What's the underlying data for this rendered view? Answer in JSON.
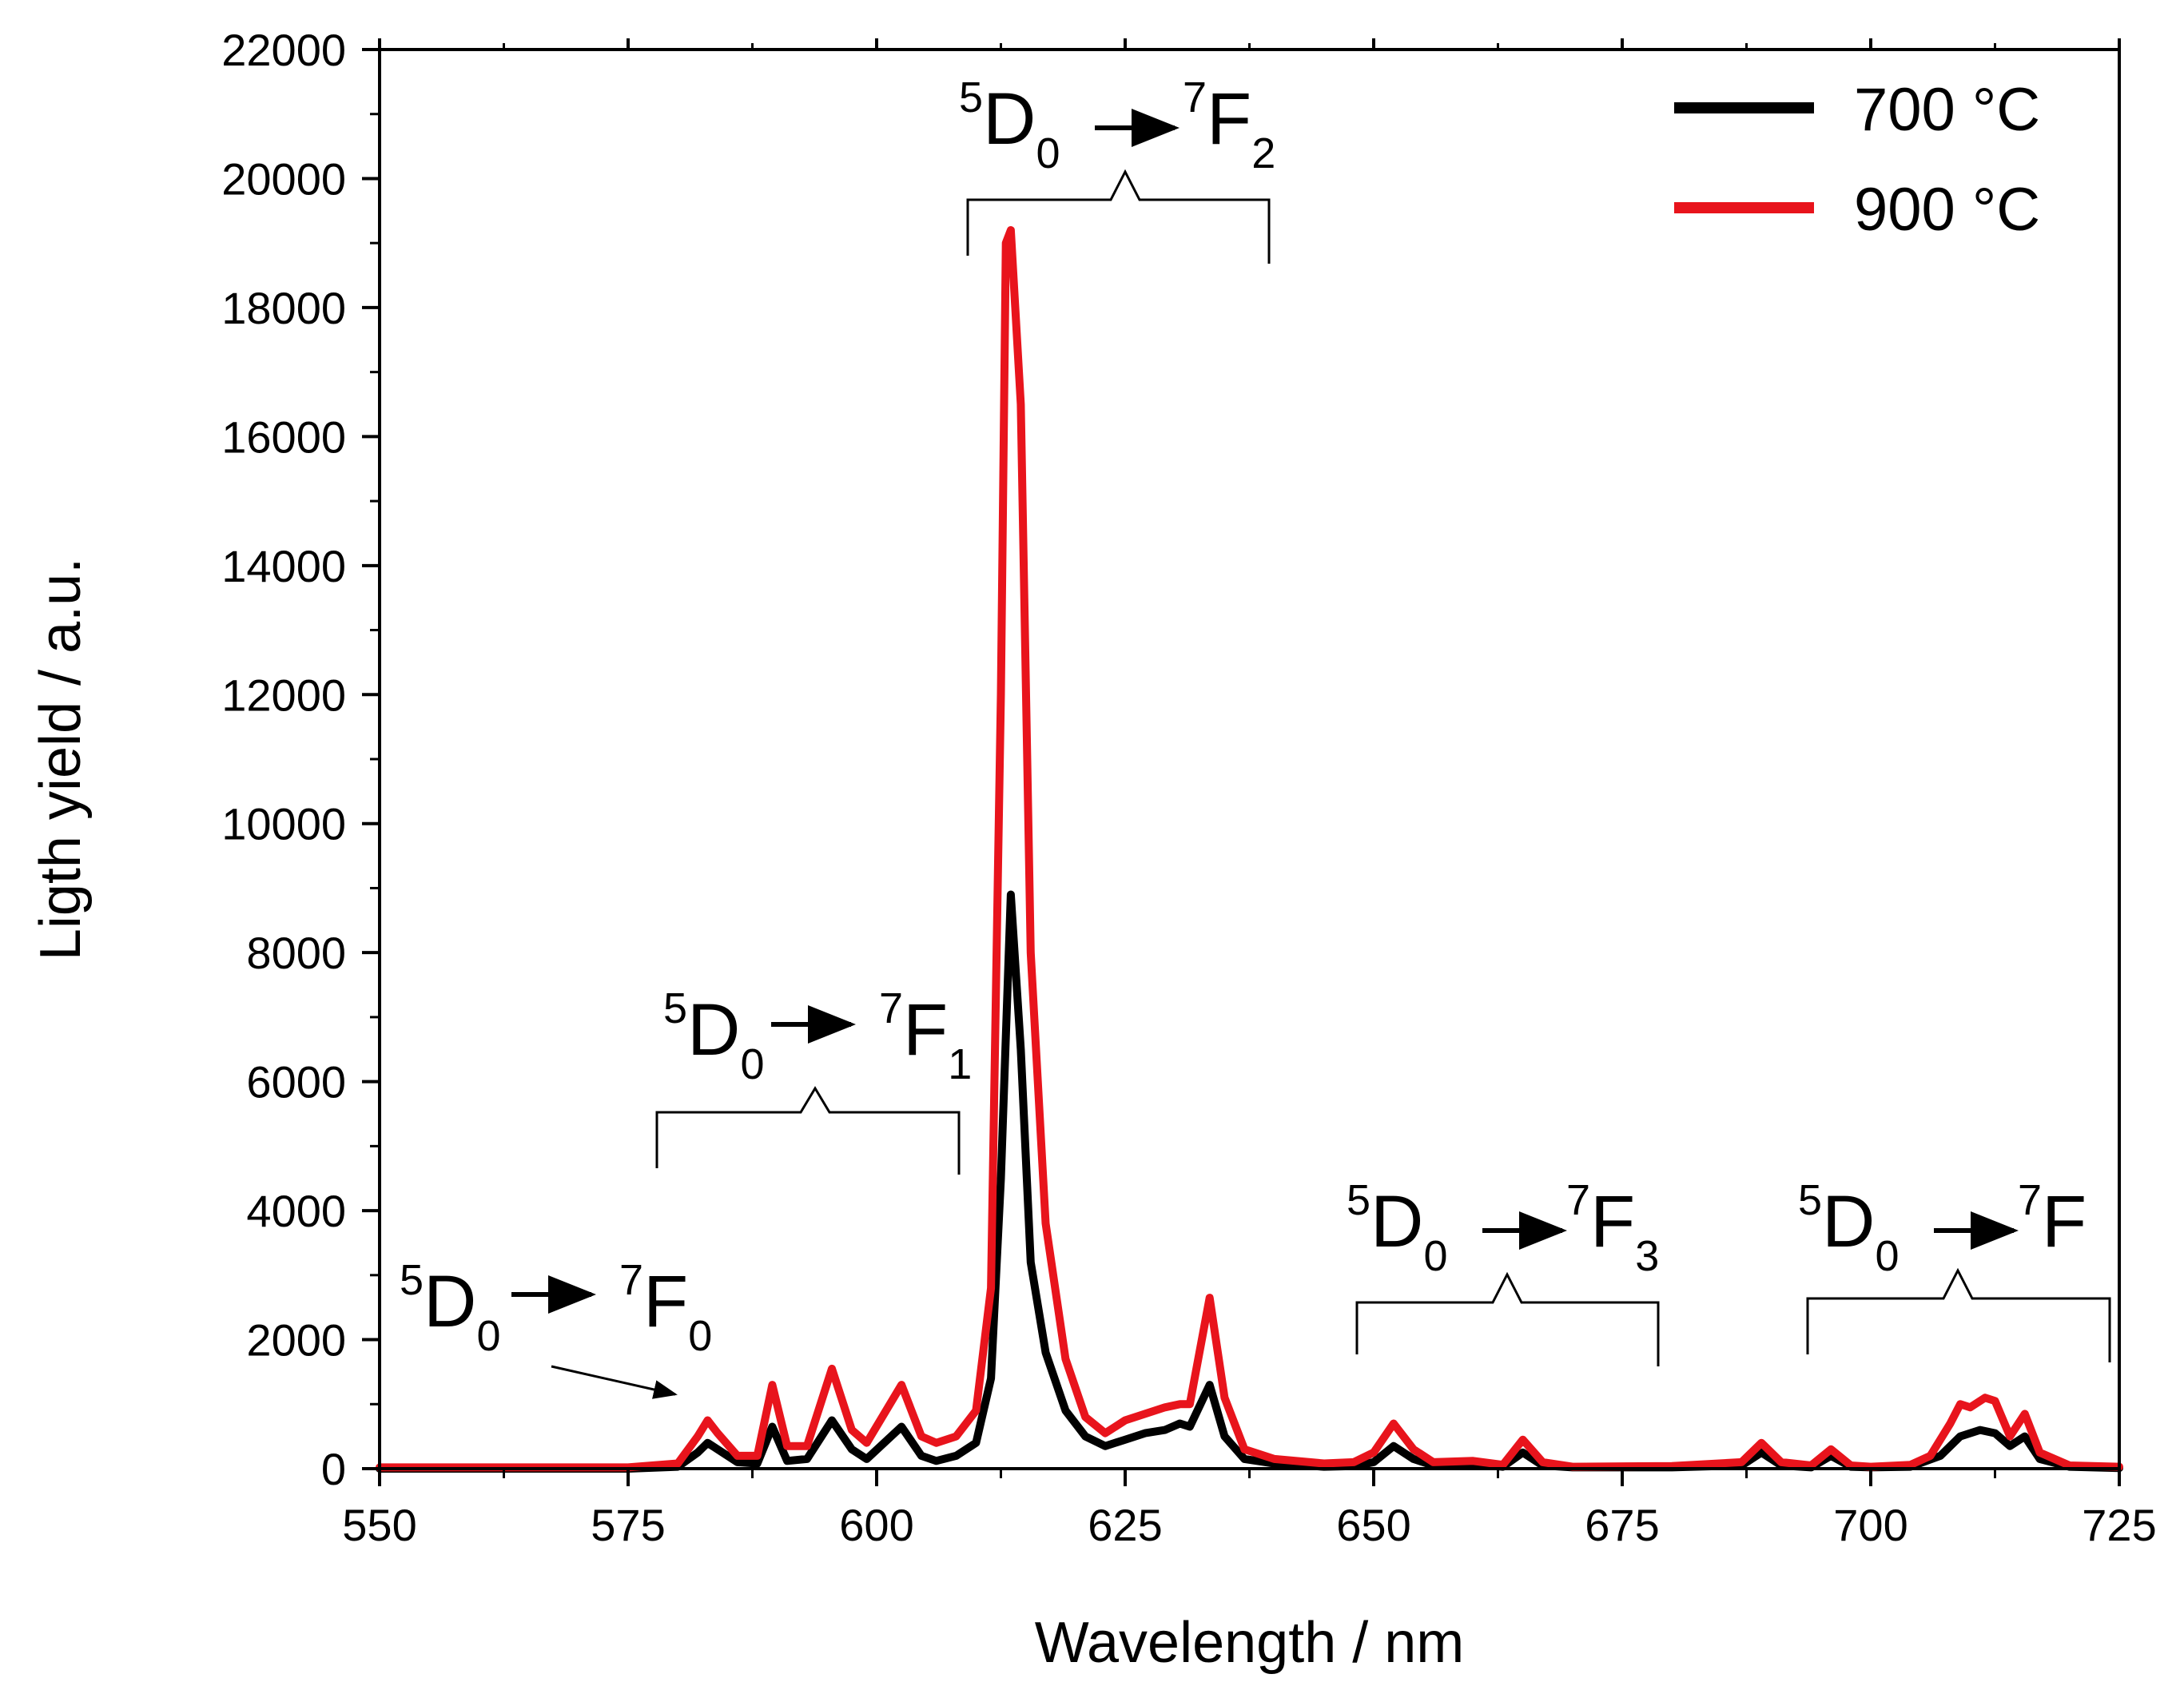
{
  "chart_data": {
    "type": "line",
    "xlabel": "Wavelength / nm",
    "ylabel": "Ligth yield / a.u.",
    "xlim": [
      550,
      725
    ],
    "ylim": [
      0,
      22000
    ],
    "xticks": [
      550,
      575,
      600,
      625,
      650,
      675,
      700,
      725
    ],
    "yticks": [
      0,
      2000,
      4000,
      6000,
      8000,
      10000,
      12000,
      14000,
      16000,
      18000,
      20000,
      22000
    ],
    "legend_position": "top-right",
    "series": [
      {
        "name": "700 °C",
        "color": "#000000",
        "points": [
          [
            550,
            0
          ],
          [
            575,
            0
          ],
          [
            580,
            30
          ],
          [
            582,
            250
          ],
          [
            583,
            400
          ],
          [
            584,
            300
          ],
          [
            586,
            100
          ],
          [
            588,
            80
          ],
          [
            589.5,
            650
          ],
          [
            591,
            120
          ],
          [
            593,
            150
          ],
          [
            595.5,
            750
          ],
          [
            597.5,
            300
          ],
          [
            599,
            150
          ],
          [
            602.5,
            650
          ],
          [
            604.5,
            200
          ],
          [
            606,
            120
          ],
          [
            608,
            200
          ],
          [
            610,
            400
          ],
          [
            611.5,
            1400
          ],
          [
            612.5,
            4500
          ],
          [
            613.5,
            8900
          ],
          [
            614.5,
            6500
          ],
          [
            615.5,
            3200
          ],
          [
            617,
            1800
          ],
          [
            619,
            900
          ],
          [
            621,
            500
          ],
          [
            623,
            350
          ],
          [
            625,
            450
          ],
          [
            627,
            550
          ],
          [
            629,
            600
          ],
          [
            630.5,
            700
          ],
          [
            631.5,
            650
          ],
          [
            633.5,
            1300
          ],
          [
            635,
            500
          ],
          [
            637,
            150
          ],
          [
            640,
            80
          ],
          [
            645,
            30
          ],
          [
            648,
            40
          ],
          [
            650,
            100
          ],
          [
            652,
            350
          ],
          [
            654,
            150
          ],
          [
            656,
            50
          ],
          [
            660,
            80
          ],
          [
            663,
            30
          ],
          [
            665,
            250
          ],
          [
            667,
            50
          ],
          [
            670,
            20
          ],
          [
            680,
            20
          ],
          [
            687,
            50
          ],
          [
            689,
            250
          ],
          [
            691,
            50
          ],
          [
            694,
            20
          ],
          [
            696,
            200
          ],
          [
            698,
            30
          ],
          [
            700,
            20
          ],
          [
            704,
            30
          ],
          [
            707,
            200
          ],
          [
            709,
            500
          ],
          [
            711,
            600
          ],
          [
            712.5,
            550
          ],
          [
            714,
            350
          ],
          [
            715.5,
            500
          ],
          [
            717,
            150
          ],
          [
            720,
            30
          ],
          [
            725,
            10
          ]
        ]
      },
      {
        "name": "900 °C",
        "color": "#e8141c",
        "points": [
          [
            550,
            20
          ],
          [
            560,
            20
          ],
          [
            575,
            20
          ],
          [
            580,
            80
          ],
          [
            582,
            500
          ],
          [
            583,
            750
          ],
          [
            584,
            550
          ],
          [
            586,
            200
          ],
          [
            588,
            200
          ],
          [
            589.5,
            1300
          ],
          [
            591,
            350
          ],
          [
            593,
            350
          ],
          [
            595.5,
            1550
          ],
          [
            597.5,
            600
          ],
          [
            599,
            400
          ],
          [
            602.5,
            1300
          ],
          [
            604.5,
            500
          ],
          [
            606,
            400
          ],
          [
            608,
            500
          ],
          [
            610,
            900
          ],
          [
            611.5,
            2800
          ],
          [
            612.5,
            12000
          ],
          [
            613,
            19000
          ],
          [
            613.5,
            19200
          ],
          [
            614.5,
            16500
          ],
          [
            615.5,
            8000
          ],
          [
            617,
            3800
          ],
          [
            619,
            1700
          ],
          [
            621,
            800
          ],
          [
            623,
            550
          ],
          [
            625,
            750
          ],
          [
            627,
            850
          ],
          [
            629,
            950
          ],
          [
            630.5,
            1000
          ],
          [
            631.5,
            1000
          ],
          [
            633.5,
            2650
          ],
          [
            635,
            1100
          ],
          [
            637,
            300
          ],
          [
            640,
            150
          ],
          [
            645,
            80
          ],
          [
            648,
            100
          ],
          [
            650,
            250
          ],
          [
            652,
            700
          ],
          [
            654,
            300
          ],
          [
            656,
            100
          ],
          [
            660,
            120
          ],
          [
            663,
            60
          ],
          [
            665,
            450
          ],
          [
            667,
            100
          ],
          [
            670,
            30
          ],
          [
            680,
            40
          ],
          [
            687,
            100
          ],
          [
            689,
            400
          ],
          [
            691,
            100
          ],
          [
            694,
            50
          ],
          [
            696,
            300
          ],
          [
            698,
            50
          ],
          [
            700,
            30
          ],
          [
            704,
            60
          ],
          [
            706,
            200
          ],
          [
            708,
            700
          ],
          [
            709,
            1000
          ],
          [
            710,
            950
          ],
          [
            711.5,
            1100
          ],
          [
            712.5,
            1050
          ],
          [
            714,
            500
          ],
          [
            715.5,
            850
          ],
          [
            717,
            250
          ],
          [
            720,
            50
          ],
          [
            725,
            30
          ]
        ]
      }
    ],
    "annotations": [
      {
        "main": "D",
        "left_sup": "5",
        "sub1": "0",
        "target": "F",
        "target_sup": "7",
        "target_sub": "0"
      },
      {
        "main": "D",
        "left_sup": "5",
        "sub1": "0",
        "target": "F",
        "target_sup": "7",
        "target_sub": "1"
      },
      {
        "main": "D",
        "left_sup": "5",
        "sub1": "0",
        "target": "F",
        "target_sup": "7",
        "target_sub": "2"
      },
      {
        "main": "D",
        "left_sup": "5",
        "sub1": "0",
        "target": "F",
        "target_sup": "7",
        "target_sub": "3"
      },
      {
        "main": "D",
        "left_sup": "5",
        "sub1": "0",
        "target": "F",
        "target_sup": "7",
        "target_sub": ""
      }
    ]
  }
}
════════
§ EXERCISE:
Without including any pictures, reproduce the listing exactly.

§ EXERCISE RESULT:
What's the underlying data for this rendered view? Answer in JSON.
{
  "chart_data": {
    "type": "line",
    "xlabel": "Wavelength / nm",
    "ylabel": "Ligth yield / a.u.",
    "xlim": [
      550,
      725
    ],
    "ylim": [
      0,
      22000
    ],
    "xticks": [
      550,
      575,
      600,
      625,
      650,
      675,
      700,
      725
    ],
    "yticks": [
      0,
      2000,
      4000,
      6000,
      8000,
      10000,
      12000,
      14000,
      16000,
      18000,
      20000,
      22000
    ],
    "legend_position": "top-right",
    "series": [
      {
        "name": "700 °C",
        "color": "#000000",
        "points": [
          [
            550,
            0
          ],
          [
            575,
            0
          ],
          [
            580,
            30
          ],
          [
            582,
            250
          ],
          [
            583,
            400
          ],
          [
            584,
            300
          ],
          [
            586,
            100
          ],
          [
            588,
            80
          ],
          [
            589.5,
            650
          ],
          [
            591,
            120
          ],
          [
            593,
            150
          ],
          [
            595.5,
            750
          ],
          [
            597.5,
            300
          ],
          [
            599,
            150
          ],
          [
            602.5,
            650
          ],
          [
            604.5,
            200
          ],
          [
            606,
            120
          ],
          [
            608,
            200
          ],
          [
            610,
            400
          ],
          [
            611.5,
            1400
          ],
          [
            612.5,
            4500
          ],
          [
            613.5,
            8900
          ],
          [
            614.5,
            6500
          ],
          [
            615.5,
            3200
          ],
          [
            617,
            1800
          ],
          [
            619,
            900
          ],
          [
            621,
            500
          ],
          [
            623,
            350
          ],
          [
            625,
            450
          ],
          [
            627,
            550
          ],
          [
            629,
            600
          ],
          [
            630.5,
            700
          ],
          [
            631.5,
            650
          ],
          [
            633.5,
            1300
          ],
          [
            635,
            500
          ],
          [
            637,
            150
          ],
          [
            640,
            80
          ],
          [
            645,
            30
          ],
          [
            648,
            40
          ],
          [
            650,
            100
          ],
          [
            652,
            350
          ],
          [
            654,
            150
          ],
          [
            656,
            50
          ],
          [
            660,
            80
          ],
          [
            663,
            30
          ],
          [
            665,
            250
          ],
          [
            667,
            50
          ],
          [
            670,
            20
          ],
          [
            680,
            20
          ],
          [
            687,
            50
          ],
          [
            689,
            250
          ],
          [
            691,
            50
          ],
          [
            694,
            20
          ],
          [
            696,
            200
          ],
          [
            698,
            30
          ],
          [
            700,
            20
          ],
          [
            704,
            30
          ],
          [
            707,
            200
          ],
          [
            709,
            500
          ],
          [
            711,
            600
          ],
          [
            712.5,
            550
          ],
          [
            714,
            350
          ],
          [
            715.5,
            500
          ],
          [
            717,
            150
          ],
          [
            720,
            30
          ],
          [
            725,
            10
          ]
        ]
      },
      {
        "name": "900 °C",
        "color": "#e8141c",
        "points": [
          [
            550,
            20
          ],
          [
            560,
            20
          ],
          [
            575,
            20
          ],
          [
            580,
            80
          ],
          [
            582,
            500
          ],
          [
            583,
            750
          ],
          [
            584,
            550
          ],
          [
            586,
            200
          ],
          [
            588,
            200
          ],
          [
            589.5,
            1300
          ],
          [
            591,
            350
          ],
          [
            593,
            350
          ],
          [
            595.5,
            1550
          ],
          [
            597.5,
            600
          ],
          [
            599,
            400
          ],
          [
            602.5,
            1300
          ],
          [
            604.5,
            500
          ],
          [
            606,
            400
          ],
          [
            608,
            500
          ],
          [
            610,
            900
          ],
          [
            611.5,
            2800
          ],
          [
            612.5,
            12000
          ],
          [
            613,
            19000
          ],
          [
            613.5,
            19200
          ],
          [
            614.5,
            16500
          ],
          [
            615.5,
            8000
          ],
          [
            617,
            3800
          ],
          [
            619,
            1700
          ],
          [
            621,
            800
          ],
          [
            623,
            550
          ],
          [
            625,
            750
          ],
          [
            627,
            850
          ],
          [
            629,
            950
          ],
          [
            630.5,
            1000
          ],
          [
            631.5,
            1000
          ],
          [
            633.5,
            2650
          ],
          [
            635,
            1100
          ],
          [
            637,
            300
          ],
          [
            640,
            150
          ],
          [
            645,
            80
          ],
          [
            648,
            100
          ],
          [
            650,
            250
          ],
          [
            652,
            700
          ],
          [
            654,
            300
          ],
          [
            656,
            100
          ],
          [
            660,
            120
          ],
          [
            663,
            60
          ],
          [
            665,
            450
          ],
          [
            667,
            100
          ],
          [
            670,
            30
          ],
          [
            680,
            40
          ],
          [
            687,
            100
          ],
          [
            689,
            400
          ],
          [
            691,
            100
          ],
          [
            694,
            50
          ],
          [
            696,
            300
          ],
          [
            698,
            50
          ],
          [
            700,
            30
          ],
          [
            704,
            60
          ],
          [
            706,
            200
          ],
          [
            708,
            700
          ],
          [
            709,
            1000
          ],
          [
            710,
            950
          ],
          [
            711.5,
            1100
          ],
          [
            712.5,
            1050
          ],
          [
            714,
            500
          ],
          [
            715.5,
            850
          ],
          [
            717,
            250
          ],
          [
            720,
            50
          ],
          [
            725,
            30
          ]
        ]
      }
    ],
    "annotations": [
      {
        "main": "D",
        "left_sup": "5",
        "sub1": "0",
        "target": "F",
        "target_sup": "7",
        "target_sub": "0"
      },
      {
        "main": "D",
        "left_sup": "5",
        "sub1": "0",
        "target": "F",
        "target_sup": "7",
        "target_sub": "1"
      },
      {
        "main": "D",
        "left_sup": "5",
        "sub1": "0",
        "target": "F",
        "target_sup": "7",
        "target_sub": "2"
      },
      {
        "main": "D",
        "left_sup": "5",
        "sub1": "0",
        "target": "F",
        "target_sup": "7",
        "target_sub": "3"
      },
      {
        "main": "D",
        "left_sup": "5",
        "sub1": "0",
        "target": "F",
        "target_sup": "7",
        "target_sub": ""
      }
    ]
  }
}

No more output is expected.